Data records =>

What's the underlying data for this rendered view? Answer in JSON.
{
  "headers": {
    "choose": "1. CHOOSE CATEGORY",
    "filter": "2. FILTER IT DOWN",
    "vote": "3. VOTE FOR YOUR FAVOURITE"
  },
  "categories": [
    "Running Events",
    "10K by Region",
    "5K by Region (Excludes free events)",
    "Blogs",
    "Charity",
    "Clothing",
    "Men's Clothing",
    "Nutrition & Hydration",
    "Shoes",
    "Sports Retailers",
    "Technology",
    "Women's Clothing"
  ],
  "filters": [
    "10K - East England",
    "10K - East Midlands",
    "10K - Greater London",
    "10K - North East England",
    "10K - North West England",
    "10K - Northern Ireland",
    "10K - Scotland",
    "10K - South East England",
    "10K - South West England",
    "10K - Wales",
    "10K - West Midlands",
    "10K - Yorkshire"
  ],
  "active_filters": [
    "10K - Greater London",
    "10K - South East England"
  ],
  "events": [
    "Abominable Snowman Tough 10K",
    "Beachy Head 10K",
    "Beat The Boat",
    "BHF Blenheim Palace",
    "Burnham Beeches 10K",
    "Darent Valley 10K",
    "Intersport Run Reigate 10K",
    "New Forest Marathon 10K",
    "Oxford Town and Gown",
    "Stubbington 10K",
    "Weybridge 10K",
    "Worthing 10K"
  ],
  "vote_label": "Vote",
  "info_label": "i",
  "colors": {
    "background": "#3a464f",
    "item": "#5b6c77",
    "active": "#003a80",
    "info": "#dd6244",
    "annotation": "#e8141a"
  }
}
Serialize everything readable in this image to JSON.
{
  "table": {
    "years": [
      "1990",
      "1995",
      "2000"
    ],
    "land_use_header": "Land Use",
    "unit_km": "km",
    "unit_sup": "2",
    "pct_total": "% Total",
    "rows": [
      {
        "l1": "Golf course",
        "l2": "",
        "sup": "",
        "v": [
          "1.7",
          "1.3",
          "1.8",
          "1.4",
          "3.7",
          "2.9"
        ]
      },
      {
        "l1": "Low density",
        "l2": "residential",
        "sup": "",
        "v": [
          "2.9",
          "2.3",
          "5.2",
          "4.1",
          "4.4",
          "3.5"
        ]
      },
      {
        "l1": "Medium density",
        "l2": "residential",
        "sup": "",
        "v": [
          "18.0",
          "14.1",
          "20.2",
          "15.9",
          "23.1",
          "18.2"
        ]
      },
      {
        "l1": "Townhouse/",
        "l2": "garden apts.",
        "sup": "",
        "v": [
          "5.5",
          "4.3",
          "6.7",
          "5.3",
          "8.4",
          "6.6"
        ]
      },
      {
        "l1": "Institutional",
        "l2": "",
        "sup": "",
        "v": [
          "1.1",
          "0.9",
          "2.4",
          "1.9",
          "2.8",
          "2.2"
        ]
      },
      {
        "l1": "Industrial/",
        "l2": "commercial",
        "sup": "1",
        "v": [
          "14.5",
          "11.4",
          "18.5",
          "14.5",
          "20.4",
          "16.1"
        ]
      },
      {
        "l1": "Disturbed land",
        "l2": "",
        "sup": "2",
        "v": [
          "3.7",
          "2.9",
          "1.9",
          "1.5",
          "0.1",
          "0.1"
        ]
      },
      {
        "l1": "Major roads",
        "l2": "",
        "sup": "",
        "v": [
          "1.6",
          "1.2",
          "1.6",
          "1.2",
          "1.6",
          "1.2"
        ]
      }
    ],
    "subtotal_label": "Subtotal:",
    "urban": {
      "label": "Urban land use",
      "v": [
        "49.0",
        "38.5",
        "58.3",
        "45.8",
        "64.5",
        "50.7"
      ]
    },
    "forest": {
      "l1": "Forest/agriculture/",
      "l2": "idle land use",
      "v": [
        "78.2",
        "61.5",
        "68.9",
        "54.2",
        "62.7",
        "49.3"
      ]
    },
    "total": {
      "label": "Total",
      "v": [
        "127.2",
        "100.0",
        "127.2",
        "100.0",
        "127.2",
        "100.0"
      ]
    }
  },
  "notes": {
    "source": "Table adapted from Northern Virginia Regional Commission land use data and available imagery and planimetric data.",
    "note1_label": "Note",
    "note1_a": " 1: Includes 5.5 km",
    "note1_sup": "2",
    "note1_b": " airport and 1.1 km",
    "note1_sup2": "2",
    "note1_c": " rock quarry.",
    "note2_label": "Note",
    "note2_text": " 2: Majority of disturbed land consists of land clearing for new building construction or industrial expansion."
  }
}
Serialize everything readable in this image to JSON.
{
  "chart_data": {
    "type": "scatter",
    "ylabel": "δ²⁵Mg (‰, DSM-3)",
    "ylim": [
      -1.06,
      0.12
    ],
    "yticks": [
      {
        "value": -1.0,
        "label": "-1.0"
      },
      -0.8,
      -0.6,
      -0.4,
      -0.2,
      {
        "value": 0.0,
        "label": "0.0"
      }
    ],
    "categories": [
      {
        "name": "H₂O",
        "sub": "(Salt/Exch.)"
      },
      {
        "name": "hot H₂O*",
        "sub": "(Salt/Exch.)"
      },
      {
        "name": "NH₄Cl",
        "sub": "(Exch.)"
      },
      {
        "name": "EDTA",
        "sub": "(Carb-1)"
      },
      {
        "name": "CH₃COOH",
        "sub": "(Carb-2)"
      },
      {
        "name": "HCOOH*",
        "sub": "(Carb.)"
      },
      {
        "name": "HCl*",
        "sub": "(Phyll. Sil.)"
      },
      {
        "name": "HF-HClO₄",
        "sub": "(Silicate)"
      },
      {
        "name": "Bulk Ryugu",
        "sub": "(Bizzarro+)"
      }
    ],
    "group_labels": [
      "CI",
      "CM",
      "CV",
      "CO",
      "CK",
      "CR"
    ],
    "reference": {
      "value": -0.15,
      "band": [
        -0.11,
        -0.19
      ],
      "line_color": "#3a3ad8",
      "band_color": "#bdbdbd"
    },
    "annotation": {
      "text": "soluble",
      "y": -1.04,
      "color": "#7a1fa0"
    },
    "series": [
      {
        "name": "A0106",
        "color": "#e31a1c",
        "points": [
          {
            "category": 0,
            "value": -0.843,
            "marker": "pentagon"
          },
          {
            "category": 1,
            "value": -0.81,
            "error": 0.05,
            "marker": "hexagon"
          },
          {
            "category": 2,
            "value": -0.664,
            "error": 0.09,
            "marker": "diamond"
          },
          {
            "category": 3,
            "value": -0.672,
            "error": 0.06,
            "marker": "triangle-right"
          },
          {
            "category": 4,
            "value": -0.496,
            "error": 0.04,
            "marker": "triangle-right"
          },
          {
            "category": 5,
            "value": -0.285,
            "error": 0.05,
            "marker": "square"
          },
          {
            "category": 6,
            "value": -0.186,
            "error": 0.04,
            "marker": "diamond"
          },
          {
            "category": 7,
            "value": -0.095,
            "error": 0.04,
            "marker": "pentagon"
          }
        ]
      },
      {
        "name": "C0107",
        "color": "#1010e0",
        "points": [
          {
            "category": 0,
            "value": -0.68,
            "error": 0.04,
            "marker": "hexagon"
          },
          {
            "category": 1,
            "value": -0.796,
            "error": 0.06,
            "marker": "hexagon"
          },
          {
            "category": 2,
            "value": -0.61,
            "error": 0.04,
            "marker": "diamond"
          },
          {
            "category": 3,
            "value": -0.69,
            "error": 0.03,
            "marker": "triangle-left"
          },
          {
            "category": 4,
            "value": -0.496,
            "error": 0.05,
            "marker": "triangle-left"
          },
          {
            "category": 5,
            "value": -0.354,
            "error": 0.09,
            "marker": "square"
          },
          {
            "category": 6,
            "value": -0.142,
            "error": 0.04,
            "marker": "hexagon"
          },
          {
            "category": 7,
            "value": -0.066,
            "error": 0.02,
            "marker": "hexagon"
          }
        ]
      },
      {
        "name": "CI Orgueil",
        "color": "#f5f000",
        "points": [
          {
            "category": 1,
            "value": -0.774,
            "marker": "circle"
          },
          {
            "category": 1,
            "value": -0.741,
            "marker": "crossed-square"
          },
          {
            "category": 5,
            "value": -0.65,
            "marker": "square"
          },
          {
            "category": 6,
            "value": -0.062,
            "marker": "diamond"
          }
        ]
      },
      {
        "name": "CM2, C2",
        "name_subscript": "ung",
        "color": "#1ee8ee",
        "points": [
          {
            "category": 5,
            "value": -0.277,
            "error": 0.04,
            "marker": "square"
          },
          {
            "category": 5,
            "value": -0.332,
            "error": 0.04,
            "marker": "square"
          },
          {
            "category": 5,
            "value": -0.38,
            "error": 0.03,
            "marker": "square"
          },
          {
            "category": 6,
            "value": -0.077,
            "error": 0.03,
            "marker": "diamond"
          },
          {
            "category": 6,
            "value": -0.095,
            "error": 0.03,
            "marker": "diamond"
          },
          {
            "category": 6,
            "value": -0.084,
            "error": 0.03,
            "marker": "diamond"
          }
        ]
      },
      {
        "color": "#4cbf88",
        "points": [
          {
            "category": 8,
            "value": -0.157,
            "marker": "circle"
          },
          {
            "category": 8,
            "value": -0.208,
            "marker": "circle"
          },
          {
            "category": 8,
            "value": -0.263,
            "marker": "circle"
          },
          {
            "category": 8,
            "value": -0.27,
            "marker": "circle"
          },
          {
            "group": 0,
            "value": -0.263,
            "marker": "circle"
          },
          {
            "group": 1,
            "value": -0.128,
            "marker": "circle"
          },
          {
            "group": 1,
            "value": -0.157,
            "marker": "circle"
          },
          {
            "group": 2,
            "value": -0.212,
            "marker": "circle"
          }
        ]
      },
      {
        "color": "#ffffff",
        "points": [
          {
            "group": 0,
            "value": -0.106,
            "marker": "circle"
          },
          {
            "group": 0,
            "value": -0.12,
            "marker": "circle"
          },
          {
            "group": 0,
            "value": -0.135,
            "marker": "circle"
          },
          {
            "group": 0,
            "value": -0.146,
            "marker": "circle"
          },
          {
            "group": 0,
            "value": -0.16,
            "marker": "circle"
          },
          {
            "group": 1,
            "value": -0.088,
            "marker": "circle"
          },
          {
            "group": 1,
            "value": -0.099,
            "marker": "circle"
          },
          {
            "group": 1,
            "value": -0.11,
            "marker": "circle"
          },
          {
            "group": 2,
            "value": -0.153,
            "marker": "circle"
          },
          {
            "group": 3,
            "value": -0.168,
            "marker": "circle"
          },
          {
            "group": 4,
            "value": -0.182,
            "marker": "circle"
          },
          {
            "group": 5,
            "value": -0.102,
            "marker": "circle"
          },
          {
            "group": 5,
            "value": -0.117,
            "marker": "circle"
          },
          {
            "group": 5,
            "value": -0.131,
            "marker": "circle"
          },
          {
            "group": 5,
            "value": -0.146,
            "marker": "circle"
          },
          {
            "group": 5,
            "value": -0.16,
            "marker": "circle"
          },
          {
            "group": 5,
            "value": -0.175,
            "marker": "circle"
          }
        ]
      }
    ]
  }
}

Stated task => Copy all lines above containing the string "Northern".

The output =>
    "10K - Northern Ireland",
    "source": "Table adapted from Northern Virginia Regional Commission land use data and available imagery and planimetric data.",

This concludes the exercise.